(Stored records)
+ + + + +

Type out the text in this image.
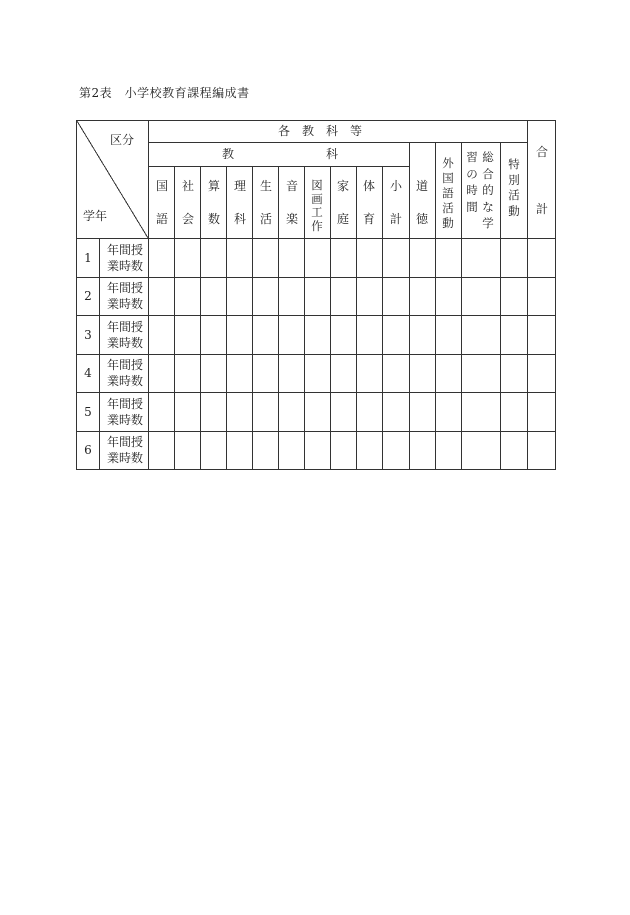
第2表　小学校教育課程編成書
区分
学年
各　教　科　等
教	科	合
計
国
語
社
会
算
数
理
科
生
活
音
楽
図
画
工
作
家
庭
体
育
小
計
道
徳
外
国
語
活
動
総
合
的
な
学
習
の
時
間
特
別
活
動
1
年間授
業時数
2
年間授
業時数
3
年間授
業時数
4
年間授
業時数
5
年間授
業時数
6
年間授
業時数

+ + + + +

* [Required task]
Retype the whole listing exactly and leave the pictures out.

* [Exercise response]
Type out the text in this image.
第2表　小学校教育課程編成書
区分
学年
各　教　科　等
教	科	合
計
国
語
社
会
算
数
理
科
生
活
音
楽
図
画
工
作
家
庭
体
育
小
計
道
徳
外
国
語
活
動
総
合
的
な
学
習
の
時
間
特
別
活
動
1
年間授
業時数
2
年間授
業時数
3
年間授
業時数
4
年間授
業時数
5
年間授
業時数
6
年間授
業時数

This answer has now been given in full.